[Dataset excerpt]
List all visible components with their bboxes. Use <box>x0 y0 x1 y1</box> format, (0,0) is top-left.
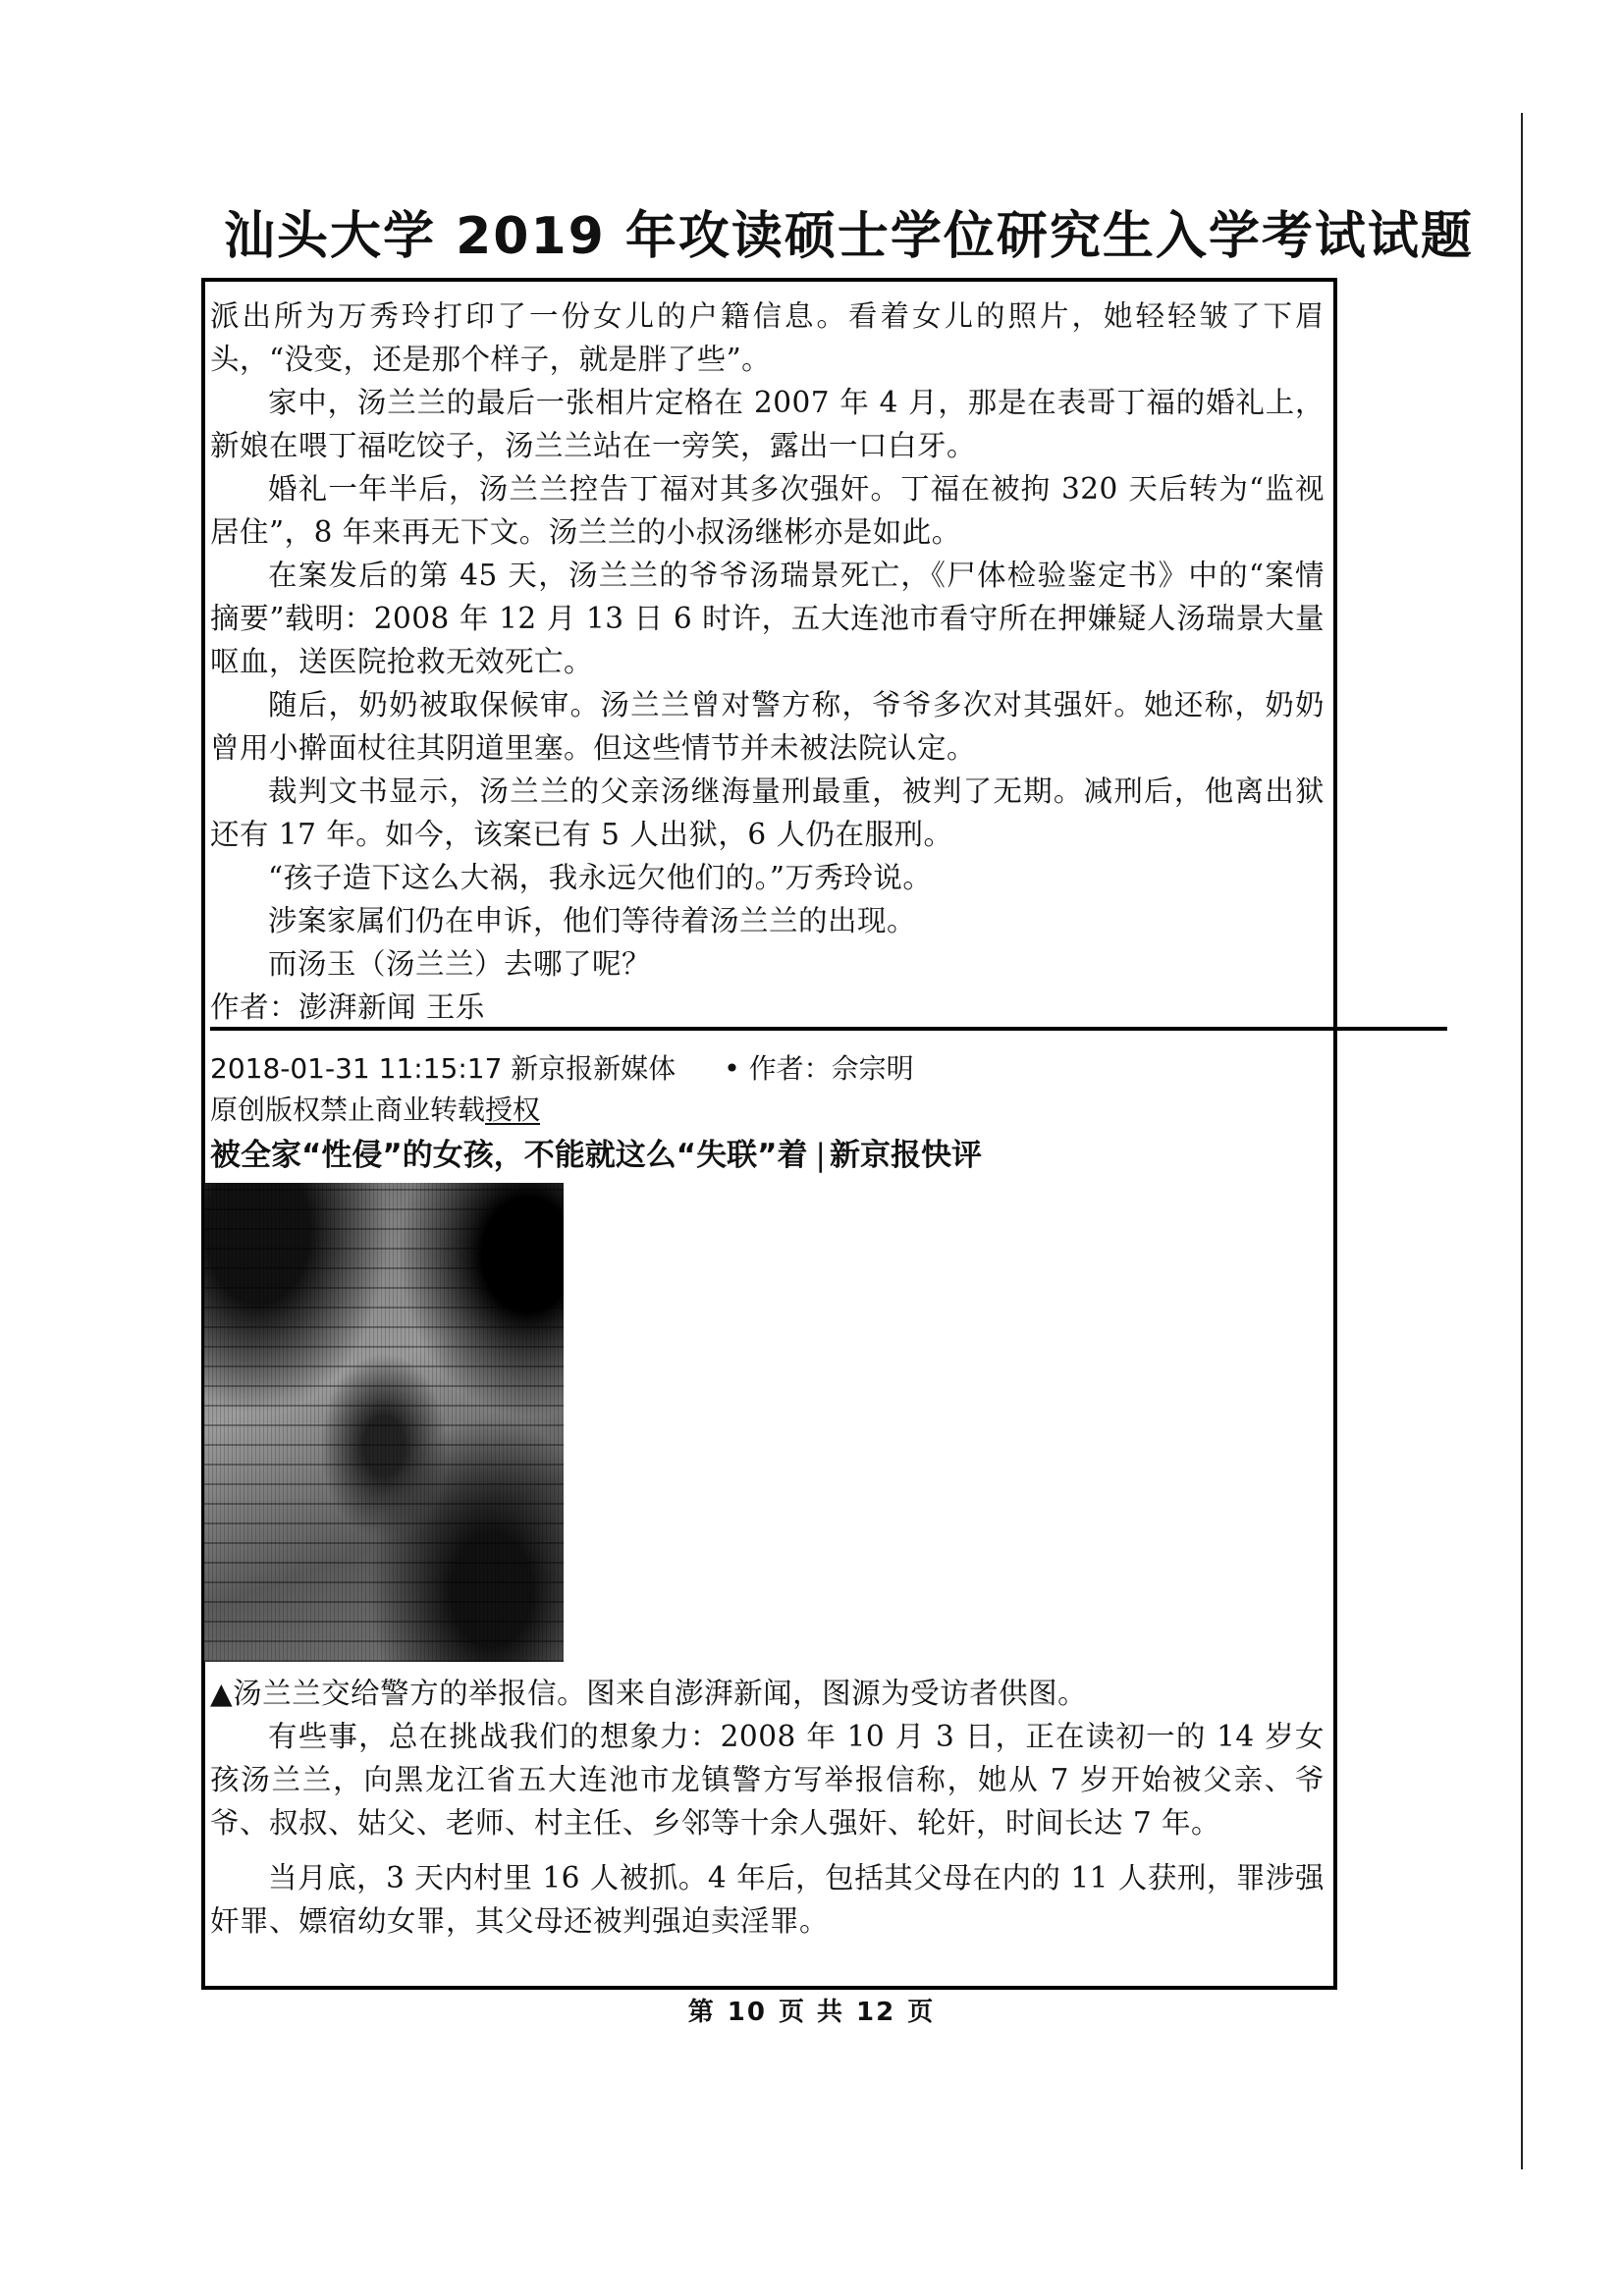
headline-divider: | <box>815 1138 826 1173</box>
page-suffix: 页 <box>907 1998 936 2027</box>
paragraph: 而汤玉（汤兰兰）去哪了呢？ <box>268 947 652 981</box>
paragraph: 婚礼一年半后，汤兰兰控告丁福对其多次强奸。丁福在被拘 320 天后转为“监视居住”，8 年来再无下文。汤兰兰的小叔汤继彬亦是如此。 <box>210 472 1325 549</box>
copyright-text: 原创版权禁止商业转载 <box>210 1094 486 1126</box>
paragraph: 随后，奶奶被取保候审。汤兰兰曾对警方称，爷爷多次对其强奸。她还称，奶奶曾用小擀面杖往其阴道里塞。但这些情节并未被法院认定。 <box>210 688 1325 765</box>
page-total: 12 <box>856 1998 896 2027</box>
page-number <box>0 1993 1623 2032</box>
copyright-notice <box>210 1090 540 1131</box>
paragraph: “孩子造下这么大祸，我永远欠他们的。”万秀玲说。 <box>268 861 933 894</box>
paragraph: 当月底，3 天内村里 16 人被抓。4 年后，包括其父母在内的 11 人获刑，罪涉强奸罪、嫖宿幼女罪，其父母还被判强迫卖淫罪。 <box>210 1861 1325 1938</box>
author-line: 作者：澎湃新闻 王乐 <box>210 990 485 1024</box>
paragraph: 家中，汤兰兰的最后一张相片定格在 2007 年 4 月，那是在表哥丁福的婚礼上，新娘在喂丁福吃饺子，汤兰兰站在一旁笑，露出一口白牙。 <box>210 386 1325 462</box>
article1-body <box>210 294 1325 1029</box>
paragraph: 涉案家属们仍在申诉，他们等待着汤兰兰的出现。 <box>268 904 917 937</box>
authorize-link[interactable]: 授权 <box>485 1094 541 1126</box>
headline-column: 新京报快评 <box>829 1138 982 1173</box>
paragraph: 在案发后的第 45 天，汤兰兰的爷爷汤瑞景死亡，《尸体检验鉴定书》中的“案情摘要”载明：2008 年 12 月 13 日 6 时许，五大连池市看守所在押嫌疑人汤瑞景大量呕血，送医院抢救无效死亡。 <box>210 559 1325 678</box>
report-letter-photo <box>204 1183 564 1662</box>
photo-caption: ▲汤兰兰交给警方的举报信。图来自澎湃新闻，图源为受访者供图。 <box>210 1677 1088 1710</box>
scan-edge-line <box>1521 113 1523 2169</box>
article-author: • 作者：佘宗明 <box>724 1052 914 1085</box>
page-prefix: 第 <box>687 1998 716 2027</box>
page-current: 10 <box>727 1998 767 2027</box>
paragraph: 有些事，总在挑战我们的想象力：2008 年 10 月 3 日，正在读初一的 14 岁女孩汤兰兰，向黑龙江省五大连池市龙镇警方写举报信称，她从 7 岁开始被父亲、爷爷、叔叔、姑父、老师、村主任、乡邻等十余人强奸、轮奸，时间长达 7 年。 <box>210 1720 1325 1840</box>
paragraph: 派出所为万秀玲打印了一份女儿的户籍信息。看着女儿的照片，她轻轻皱了下眉头，“没变，还是那个样子，就是胖了些”。 <box>210 299 1325 376</box>
article2-headline <box>210 1133 982 1178</box>
paragraph: 裁判文书显示，汤兰兰的父亲汤继海量刑最重，被判了无期。减刑后，他离出狱还有 17 年。如今，该案已有 5 人出狱，6 人仍在服刑。 <box>210 774 1325 851</box>
publish-datetime: 2018-01-31 11:15:17 <box>210 1052 503 1085</box>
headline-title: 被全家“性侵”的女孩，不能就这么“失联”着 <box>210 1138 808 1173</box>
page-mid: 页 共 <box>778 1998 845 2027</box>
exam-title: 汕头大学 2019 年攻读硕士学位研究生入学考试试题 <box>224 207 1474 266</box>
article2-meta <box>210 1048 914 1090</box>
publish-source: 新京报新媒体 <box>511 1052 676 1085</box>
article2-body <box>210 1672 1325 1943</box>
section-divider <box>210 1027 1447 1031</box>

* _WORK TO DO_: Output every line of the listing above verbatim, omitting any picture from your output.

* _SOLUTION_:
List all visible components with their bboxes. Use <box>x0 y0 x1 y1</box> format, (0,0) is top-left.
headline-divider: | <box>815 1138 826 1173</box>
page-suffix: 页 <box>907 1998 936 2027</box>
paragraph: 而汤玉（汤兰兰）去哪了呢？ <box>268 947 652 981</box>
paragraph: 婚礼一年半后，汤兰兰控告丁福对其多次强奸。丁福在被拘 320 天后转为“监视居住”，8 年来再无下文。汤兰兰的小叔汤继彬亦是如此。 <box>210 472 1325 549</box>
copyright-text: 原创版权禁止商业转载 <box>210 1094 486 1126</box>
paragraph: 随后，奶奶被取保候审。汤兰兰曾对警方称，爷爷多次对其强奸。她还称，奶奶曾用小擀面杖往其阴道里塞。但这些情节并未被法院认定。 <box>210 688 1325 765</box>
page-total: 12 <box>856 1998 896 2027</box>
page-number <box>0 1993 1623 2032</box>
copyright-notice <box>210 1090 540 1131</box>
paragraph: “孩子造下这么大祸，我永远欠他们的。”万秀玲说。 <box>268 861 933 894</box>
paragraph: 当月底，3 天内村里 16 人被抓。4 年后，包括其父母在内的 11 人获刑，罪涉强奸罪、嫖宿幼女罪，其父母还被判强迫卖淫罪。 <box>210 1861 1325 1938</box>
author-line: 作者：澎湃新闻 王乐 <box>210 990 485 1024</box>
paragraph: 家中，汤兰兰的最后一张相片定格在 2007 年 4 月，那是在表哥丁福的婚礼上，新娘在喂丁福吃饺子，汤兰兰站在一旁笑，露出一口白牙。 <box>210 386 1325 462</box>
article1-body <box>210 294 1325 1029</box>
paragraph: 涉案家属们仍在申诉，他们等待着汤兰兰的出现。 <box>268 904 917 937</box>
authorize-link[interactable]: 授权 <box>485 1094 541 1126</box>
headline-column: 新京报快评 <box>829 1138 982 1173</box>
paragraph: 在案发后的第 45 天，汤兰兰的爷爷汤瑞景死亡，《尸体检验鉴定书》中的“案情摘要”载明：2008 年 12 月 13 日 6 时许，五大连池市看守所在押嫌疑人汤瑞景大量呕血，送医院抢救无效死亡。 <box>210 559 1325 678</box>
report-letter-photo <box>204 1183 564 1662</box>
photo-caption: ▲汤兰兰交给警方的举报信。图来自澎湃新闻，图源为受访者供图。 <box>210 1677 1088 1710</box>
scan-edge-line <box>1521 113 1523 2169</box>
article-author: • 作者：佘宗明 <box>724 1052 914 1085</box>
page-prefix: 第 <box>687 1998 716 2027</box>
page-current: 10 <box>727 1998 767 2027</box>
paragraph: 有些事，总在挑战我们的想象力：2008 年 10 月 3 日，正在读初一的 14 岁女孩汤兰兰，向黑龙江省五大连池市龙镇警方写举报信称，她从 7 岁开始被父亲、爷爷、叔叔、姑父、老师、村主任、乡邻等十余人强奸、轮奸，时间长达 7 年。 <box>210 1720 1325 1840</box>
paragraph: 派出所为万秀玲打印了一份女儿的户籍信息。看着女儿的照片，她轻轻皱了下眉头，“没变，还是那个样子，就是胖了些”。 <box>210 299 1325 376</box>
article2-headline <box>210 1133 982 1178</box>
paragraph: 裁判文书显示，汤兰兰的父亲汤继海量刑最重，被判了无期。减刑后，他离出狱还有 17 年。如今，该案已有 5 人出狱，6 人仍在服刑。 <box>210 774 1325 851</box>
publish-datetime: 2018-01-31 11:15:17 <box>210 1052 503 1085</box>
headline-title: 被全家“性侵”的女孩，不能就这么“失联”着 <box>210 1138 808 1173</box>
page-mid: 页 共 <box>778 1998 845 2027</box>
exam-title: 汕头大学 2019 年攻读硕士学位研究生入学考试试题 <box>224 207 1474 266</box>
article2-meta <box>210 1048 914 1090</box>
publish-source: 新京报新媒体 <box>511 1052 676 1085</box>
article2-body <box>210 1672 1325 1943</box>
section-divider <box>210 1027 1447 1031</box>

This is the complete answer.